OBJECTIVE — Reproduce word for word the lines starting with the one that contains "I need the location" and ending after the one that contains "- site-info-icon[interactable]: [112, 54, 122, 64]", omitting the pictures.

[start of GIVEN RECORDS]

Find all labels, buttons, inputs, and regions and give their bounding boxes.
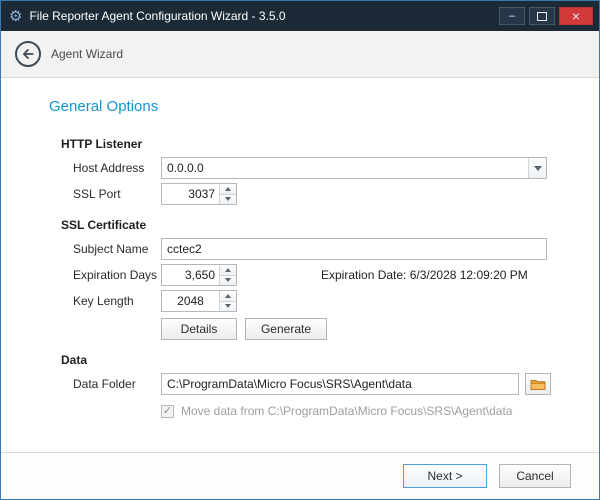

[end of GIVEN RECORDS]
[start of GIVEN RECORDS]

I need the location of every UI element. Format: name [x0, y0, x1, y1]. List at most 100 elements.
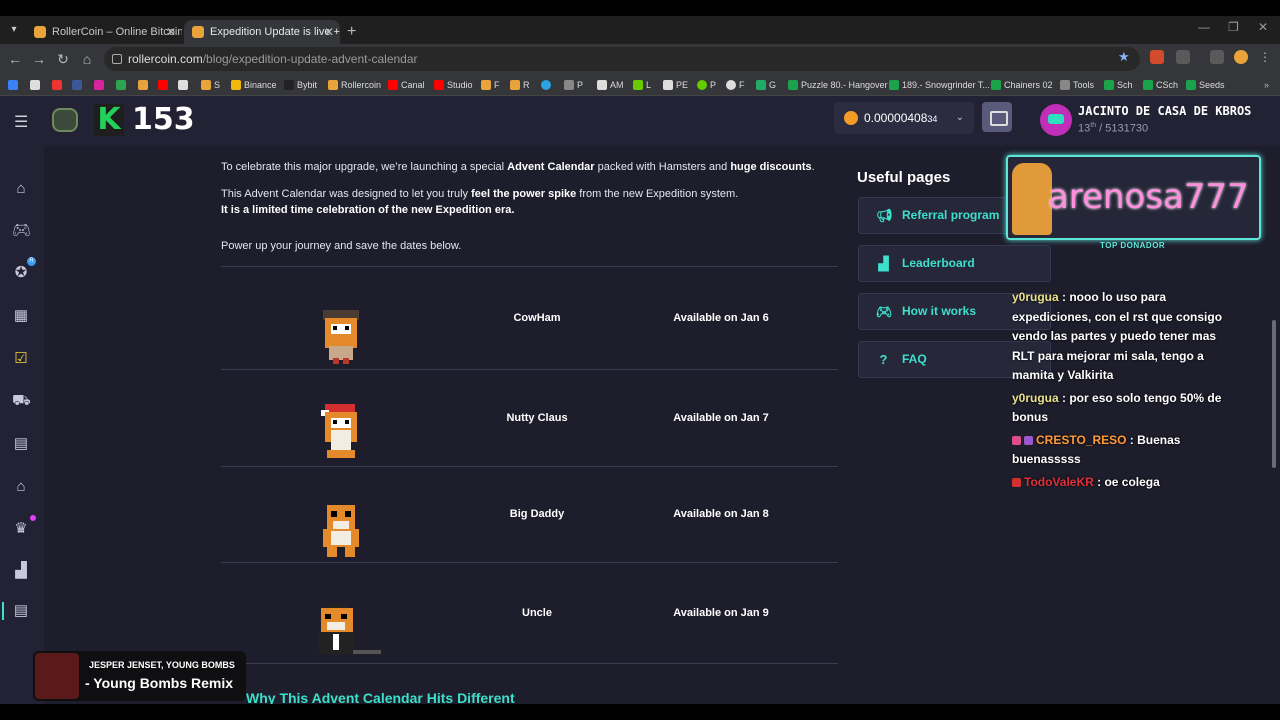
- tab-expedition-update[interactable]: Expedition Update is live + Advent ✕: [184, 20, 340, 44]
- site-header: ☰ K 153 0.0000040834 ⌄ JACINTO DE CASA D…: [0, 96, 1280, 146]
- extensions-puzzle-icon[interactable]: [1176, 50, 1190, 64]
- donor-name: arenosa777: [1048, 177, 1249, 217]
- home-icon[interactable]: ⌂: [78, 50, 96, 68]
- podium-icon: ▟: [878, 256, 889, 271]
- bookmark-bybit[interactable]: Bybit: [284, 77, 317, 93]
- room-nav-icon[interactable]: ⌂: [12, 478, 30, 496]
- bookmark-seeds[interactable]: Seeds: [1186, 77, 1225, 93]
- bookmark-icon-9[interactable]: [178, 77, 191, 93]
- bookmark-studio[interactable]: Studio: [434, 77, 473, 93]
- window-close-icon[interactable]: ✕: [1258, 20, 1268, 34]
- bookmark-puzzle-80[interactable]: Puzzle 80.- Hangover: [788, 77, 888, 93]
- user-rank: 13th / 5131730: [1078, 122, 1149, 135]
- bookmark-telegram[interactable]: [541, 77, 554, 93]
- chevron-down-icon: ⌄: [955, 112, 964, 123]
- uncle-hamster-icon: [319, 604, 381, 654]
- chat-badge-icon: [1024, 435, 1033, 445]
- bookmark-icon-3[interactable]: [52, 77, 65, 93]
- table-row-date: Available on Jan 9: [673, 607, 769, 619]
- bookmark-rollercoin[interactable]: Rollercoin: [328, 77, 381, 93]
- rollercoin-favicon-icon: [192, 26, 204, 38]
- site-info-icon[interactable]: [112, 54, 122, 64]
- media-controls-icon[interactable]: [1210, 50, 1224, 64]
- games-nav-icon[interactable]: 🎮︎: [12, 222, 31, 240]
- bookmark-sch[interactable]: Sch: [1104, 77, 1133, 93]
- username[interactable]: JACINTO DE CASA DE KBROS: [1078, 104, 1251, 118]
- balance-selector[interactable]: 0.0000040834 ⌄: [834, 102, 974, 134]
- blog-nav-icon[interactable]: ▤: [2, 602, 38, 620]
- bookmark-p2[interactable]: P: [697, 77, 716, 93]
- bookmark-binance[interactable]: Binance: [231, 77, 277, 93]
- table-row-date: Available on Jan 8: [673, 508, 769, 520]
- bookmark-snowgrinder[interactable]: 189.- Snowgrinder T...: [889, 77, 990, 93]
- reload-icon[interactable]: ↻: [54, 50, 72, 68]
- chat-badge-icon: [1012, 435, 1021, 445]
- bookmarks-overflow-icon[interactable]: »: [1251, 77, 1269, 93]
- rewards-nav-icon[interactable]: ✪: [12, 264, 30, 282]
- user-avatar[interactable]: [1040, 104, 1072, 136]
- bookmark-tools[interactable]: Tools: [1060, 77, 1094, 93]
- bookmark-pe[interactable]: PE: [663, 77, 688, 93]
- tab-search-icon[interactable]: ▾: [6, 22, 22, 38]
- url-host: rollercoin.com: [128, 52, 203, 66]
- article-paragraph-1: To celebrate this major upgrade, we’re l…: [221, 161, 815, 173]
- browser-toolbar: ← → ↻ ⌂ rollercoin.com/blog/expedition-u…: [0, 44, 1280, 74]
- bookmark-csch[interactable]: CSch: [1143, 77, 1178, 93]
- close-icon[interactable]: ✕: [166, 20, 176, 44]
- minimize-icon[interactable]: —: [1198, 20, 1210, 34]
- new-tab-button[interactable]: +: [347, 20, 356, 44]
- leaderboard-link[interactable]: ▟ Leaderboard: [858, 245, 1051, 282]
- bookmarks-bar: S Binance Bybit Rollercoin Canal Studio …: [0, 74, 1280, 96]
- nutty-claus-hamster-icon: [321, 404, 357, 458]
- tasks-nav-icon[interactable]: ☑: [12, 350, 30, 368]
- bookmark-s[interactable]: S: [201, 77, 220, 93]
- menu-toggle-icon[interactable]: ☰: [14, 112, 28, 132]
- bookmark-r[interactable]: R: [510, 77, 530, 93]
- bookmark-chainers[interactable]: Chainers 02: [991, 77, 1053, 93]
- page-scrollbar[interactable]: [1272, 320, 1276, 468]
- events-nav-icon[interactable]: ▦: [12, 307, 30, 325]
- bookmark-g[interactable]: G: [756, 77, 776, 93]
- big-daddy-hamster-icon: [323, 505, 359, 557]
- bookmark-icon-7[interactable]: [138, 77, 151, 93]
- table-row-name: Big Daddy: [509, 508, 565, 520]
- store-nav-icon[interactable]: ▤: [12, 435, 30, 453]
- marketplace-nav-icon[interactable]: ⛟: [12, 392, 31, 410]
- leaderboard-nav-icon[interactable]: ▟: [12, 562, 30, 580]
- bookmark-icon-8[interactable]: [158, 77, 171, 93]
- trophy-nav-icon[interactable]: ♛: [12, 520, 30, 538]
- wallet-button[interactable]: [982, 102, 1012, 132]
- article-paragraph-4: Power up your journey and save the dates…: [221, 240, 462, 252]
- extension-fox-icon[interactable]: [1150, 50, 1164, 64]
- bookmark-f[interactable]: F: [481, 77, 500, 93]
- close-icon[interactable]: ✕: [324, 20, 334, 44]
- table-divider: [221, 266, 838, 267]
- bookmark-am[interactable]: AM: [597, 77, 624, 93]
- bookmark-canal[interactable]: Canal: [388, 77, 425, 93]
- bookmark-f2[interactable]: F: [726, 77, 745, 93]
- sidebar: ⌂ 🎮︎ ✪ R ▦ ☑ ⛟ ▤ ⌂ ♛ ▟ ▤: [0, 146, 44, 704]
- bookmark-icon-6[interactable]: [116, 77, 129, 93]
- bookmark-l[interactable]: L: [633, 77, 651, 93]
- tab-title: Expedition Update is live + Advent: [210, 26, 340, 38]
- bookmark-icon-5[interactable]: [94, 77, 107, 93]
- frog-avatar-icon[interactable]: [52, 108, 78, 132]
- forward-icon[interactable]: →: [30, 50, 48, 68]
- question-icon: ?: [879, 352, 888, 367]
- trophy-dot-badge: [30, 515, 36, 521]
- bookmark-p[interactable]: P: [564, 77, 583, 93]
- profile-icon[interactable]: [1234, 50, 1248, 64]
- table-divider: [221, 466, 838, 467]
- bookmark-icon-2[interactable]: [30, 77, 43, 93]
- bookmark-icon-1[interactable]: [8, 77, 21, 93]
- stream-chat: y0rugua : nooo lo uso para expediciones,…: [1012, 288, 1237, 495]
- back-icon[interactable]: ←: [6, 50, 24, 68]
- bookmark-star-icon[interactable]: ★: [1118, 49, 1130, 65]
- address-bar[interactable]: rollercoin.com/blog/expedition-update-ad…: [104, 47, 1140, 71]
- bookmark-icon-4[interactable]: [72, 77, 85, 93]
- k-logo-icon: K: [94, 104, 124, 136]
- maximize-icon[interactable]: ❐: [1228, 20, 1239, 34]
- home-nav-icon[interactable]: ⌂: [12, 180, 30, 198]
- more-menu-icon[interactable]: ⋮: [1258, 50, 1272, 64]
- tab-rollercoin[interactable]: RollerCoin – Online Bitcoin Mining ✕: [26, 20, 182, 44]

[end of GIVEN RECORDS]

RESULT OF THE TASK —
I need the location of every UI element. Format: name [x0, y0, x1, y1]. List at most 100 elements.
- tab-expedition-update[interactable]: Expedition Update is live + Advent ✕: [184, 20, 340, 44]
- site-header: ☰ K 153 0.0000040834 ⌄ JACINTO DE CASA D…: [0, 96, 1280, 146]
- extensions-puzzle-icon[interactable]: [1176, 50, 1190, 64]
- donor-name: arenosa777: [1048, 177, 1249, 217]
- home-icon[interactable]: ⌂: [78, 50, 96, 68]
- podium-icon: ▟: [878, 256, 889, 271]
- bookmark-bybit[interactable]: Bybit: [284, 77, 317, 93]
- room-nav-icon[interactable]: ⌂: [12, 478, 30, 496]
- bookmark-seeds[interactable]: Seeds: [1186, 77, 1225, 93]
- bookmark-icon-9[interactable]: [178, 77, 191, 93]
- bookmark-studio[interactable]: Studio: [434, 77, 473, 93]
- window-close-icon[interactable]: ✕: [1258, 20, 1268, 34]
- bookmark-puzzle-80[interactable]: Puzzle 80.- Hangover: [788, 77, 888, 93]
- user-rank: 13th / 5131730: [1078, 122, 1149, 135]
- bookmark-telegram[interactable]: [541, 77, 554, 93]
- chevron-down-icon: ⌄: [955, 112, 964, 123]
- uncle-hamster-icon: [319, 604, 381, 654]
- chat-badge-icon: [1024, 435, 1033, 445]
- bookmark-icon-3[interactable]: [52, 77, 65, 93]
- table-row-date: Available on Jan 9: [673, 607, 769, 619]
- bookmark-rollercoin[interactable]: Rollercoin: [328, 77, 381, 93]
- rollercoin-favicon-icon: [192, 26, 204, 38]
- site-info-icon[interactable]: [112, 54, 122, 64]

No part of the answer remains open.